=== Text segment ===
-- begin --

Want to avoid financial failure... Watch the pennies, not the dollars
In the old days, your ability to save was predicated largely upon how much money you spent on a house, car, and other big-ticket items. Today you have far less discretion over your spending.
Consider taxes. Under the current revenue law, you have few deductions, and therefore little opportunity to lower your tax bill. And because your total tax burden has never been higher, you are devoting more and more of your income to tax payments. I’m not just talking about income taxes (30% for most people), I’m also talking about Value Added Taxes (15% on most items), property taxes, gasoline taxes, and many more. All told, close to 50% of your income is lost to taxes. Then there’s housing. Most people spend 20% (on average) of their income on rent or mortgage payments. Add another 7% for home-related expenses, including insurance, repairs, and maintenance, and you’ve just spent another 35% of your income. So before you eat dinner, before you buy a pair of pants, and before you hail a taxi or buy a car, 85% of your total income is already gone. And since a university degree is a virtual requirement in today’s workforce, you also can regard the money you’re saving for university to be a tax of sorts. Clearly, your remaining 15% must go a loooong way.
With those precious few remaining pennies, you decide to buy a soft drink with lunch. No big deal, you say. After all, it’s only three dollars. Considering the huge amounts you’re spending on taxes, homes, cars, clothing, insurance, food, and day care, what possible difference could three dollars make? A $570,000 difference, that’s what. It’s true, Spending three dollars a day (instead of investing it) for 40 years — a normal working career — on soft drinks, chocolates, even the daily newspapers, translates to $570,000 that you won’t have when you retire. Can you afford to throw away nearly six hundred grand? Because that’s what you’re doing by buying that soda or ice-cream.
Under The New Rules of Money, you simply are not in daily control over most of the money you spend. That is why it is crucial that you carefully allocate the money that is in your control. So the next time you reach for that Coca Cola on the supermarket shelf, or head to the fast-food joint, or subscribe to all the premium channels on the cable, ask yourself one simple question; Is this expense going to help you achieve your financial goals?
STOP SPENDING MONEY ON THINGS THAT FALL IN VALUE
Without question, “the good life” is within the grasp of more people than ever before. However, many people are trying nonetheless to live a life they cannot yet afford. Too often they act like they have wealth even though they are not, in fact wealthy. For example, you probably can’t afford to buy a $15,000 Rolex; it’s likely you won’t even try. But you might be willing to spend $400 on a Raymond or Gucci watch. Not that you should, mind you. Because to spend $400, you first must earn $667, while that money, if invested for 40 years at 8%, would grow to nearly $10,000. But you won’t have that ten grand, because you’ll have spent the $400 instead. The biggest irony is that the watch won’t be worth anywhere near $400 in 40 years. In fact, it’ll be a surprise if you still have it. On the other hand, you’ll not only still have the Rolex, it will have held its value, and probably have even appreciated — not just because expensive watches become collector’s items, but because such watches are laden with gold, a valuable commodity in any form.

-- end --

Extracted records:
-- begin --

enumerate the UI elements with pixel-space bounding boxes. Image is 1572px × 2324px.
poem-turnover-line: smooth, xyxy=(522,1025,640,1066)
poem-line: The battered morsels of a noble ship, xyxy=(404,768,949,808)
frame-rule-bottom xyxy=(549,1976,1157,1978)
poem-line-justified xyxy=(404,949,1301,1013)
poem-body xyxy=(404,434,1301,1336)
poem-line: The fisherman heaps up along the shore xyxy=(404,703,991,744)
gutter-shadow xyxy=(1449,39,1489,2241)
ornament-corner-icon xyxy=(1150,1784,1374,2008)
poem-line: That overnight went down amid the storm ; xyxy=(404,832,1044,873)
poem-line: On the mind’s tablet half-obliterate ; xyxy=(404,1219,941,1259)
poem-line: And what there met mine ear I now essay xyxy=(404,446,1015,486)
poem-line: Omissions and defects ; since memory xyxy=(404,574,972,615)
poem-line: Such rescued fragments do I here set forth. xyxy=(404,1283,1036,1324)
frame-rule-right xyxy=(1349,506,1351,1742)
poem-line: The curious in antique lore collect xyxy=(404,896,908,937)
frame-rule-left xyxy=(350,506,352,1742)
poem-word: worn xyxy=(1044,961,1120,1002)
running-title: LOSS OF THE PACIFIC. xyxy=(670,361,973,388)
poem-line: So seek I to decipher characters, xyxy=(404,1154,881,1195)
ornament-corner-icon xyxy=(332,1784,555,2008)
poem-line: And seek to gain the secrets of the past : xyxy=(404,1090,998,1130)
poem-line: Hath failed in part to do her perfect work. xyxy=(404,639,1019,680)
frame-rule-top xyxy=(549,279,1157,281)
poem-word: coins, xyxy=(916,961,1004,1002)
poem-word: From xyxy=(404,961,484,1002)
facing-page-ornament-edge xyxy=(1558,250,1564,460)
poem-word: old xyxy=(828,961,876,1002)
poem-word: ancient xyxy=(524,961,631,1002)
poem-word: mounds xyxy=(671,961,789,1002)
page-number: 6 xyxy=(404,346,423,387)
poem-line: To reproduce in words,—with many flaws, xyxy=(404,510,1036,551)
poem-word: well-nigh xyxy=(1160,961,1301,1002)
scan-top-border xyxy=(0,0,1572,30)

-- end --

=== Written tasks ===
a. Reproduce the passage of the article on everyday spending that opens with the words containing "Want to avoid" and closes with "over your spending.".
b. Return every line of the records that contains the string "rule", treating uppercase and lowercase letters as different.

=== Responses for each task ===
a.
Want to avoid financial failure... Watch the pennies, not the dollars
In the old days, your ability to save was predicated largely upon how much money you spent on a house, car, and other big-ticket items. Today you have far less discretion over your spending.

b.
frame-rule-bottom xyxy=(549,1976,1157,1978)
frame-rule-right xyxy=(1349,506,1351,1742)
frame-rule-left xyxy=(350,506,352,1742)
frame-rule-top xyxy=(549,279,1157,281)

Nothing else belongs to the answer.